→ EXERCISE
Leave out the images and repeat the listing below without a single change.

## Begin

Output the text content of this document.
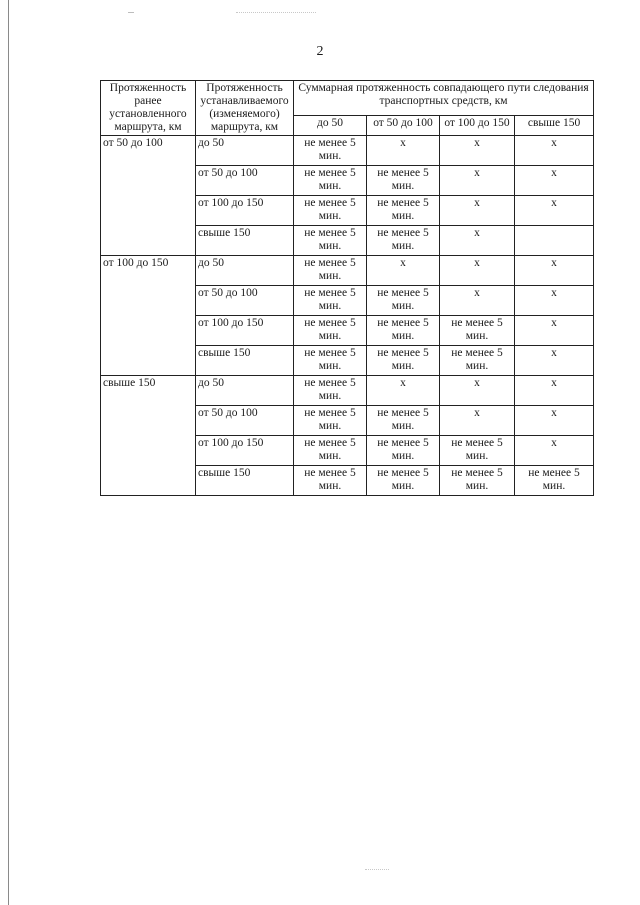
2
Протяженность ранее установленного маршрута, км	Протяженность устанавливаемого (изменяемого) маршрута, км	Суммарная протяженность совпадающего пути следования транспортных средств, км			
		до 50	от 50 до 100	от 100 до 150	свыше 150
от 50 до 100	до 50	не менее 5 мин.	х	х	х
	от 50 до 100	не менее 5 мин.	не менее 5 мин.	х	х
	от 100 до 150	не менее 5 мин.	не менее 5 мин.	х	х
	свыше 150	не менее 5 мин.	не менее 5 мин.	х	
от 100 до 150	до 50	не менее 5 мин.	х	х	х
	от 50 до 100	не менее 5 мин.	не менее 5 мин.	х	х
	от 100 до 150	не менее 5 мин.	не менее 5 мин.	не менее 5 мин.	х
	свыше 150	не менее 5 мин.	не менее 5 мин.	не менее 5 мин.	х
свыше 150	до 50	не менее 5 мин.	х	х	х
	от 50 до 100	не менее 5 мин.	не менее 5 мин.	х	х
	от 100 до 150	не менее 5 мин.	не менее 5 мин.	не менее 5 мин.	х
	свыше 150	не менее 5 мин.	не менее 5 мин.	не менее 5 мин.	не менее 5 мин.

## End

→ CORRECT OUTPUT
Output the text content of this document.
2
Протяженность ранее установленного маршрута, км	Протяженность устанавливаемого (изменяемого) маршрута, км	Суммарная протяженность совпадающего пути следования транспортных средств, км			
		до 50	от 50 до 100	от 100 до 150	свыше 150
от 50 до 100	до 50	не менее 5 мин.	х	х	х
	от 50 до 100	не менее 5 мин.	не менее 5 мин.	х	х
	от 100 до 150	не менее 5 мин.	не менее 5 мин.	х	х
	свыше 150	не менее 5 мин.	не менее 5 мин.	х	
от 100 до 150	до 50	не менее 5 мин.	х	х	х
	от 50 до 100	не менее 5 мин.	не менее 5 мин.	х	х
	от 100 до 150	не менее 5 мин.	не менее 5 мин.	не менее 5 мин.	х
	свыше 150	не менее 5 мин.	не менее 5 мин.	не менее 5 мин.	х
свыше 150	до 50	не менее 5 мин.	х	х	х
	от 50 до 100	не менее 5 мин.	не менее 5 мин.	х	х
	от 100 до 150	не менее 5 мин.	не менее 5 мин.	не менее 5 мин.	х
	свыше 150	не менее 5 мин.	не менее 5 мин.	не менее 5 мин.	не менее 5 мин.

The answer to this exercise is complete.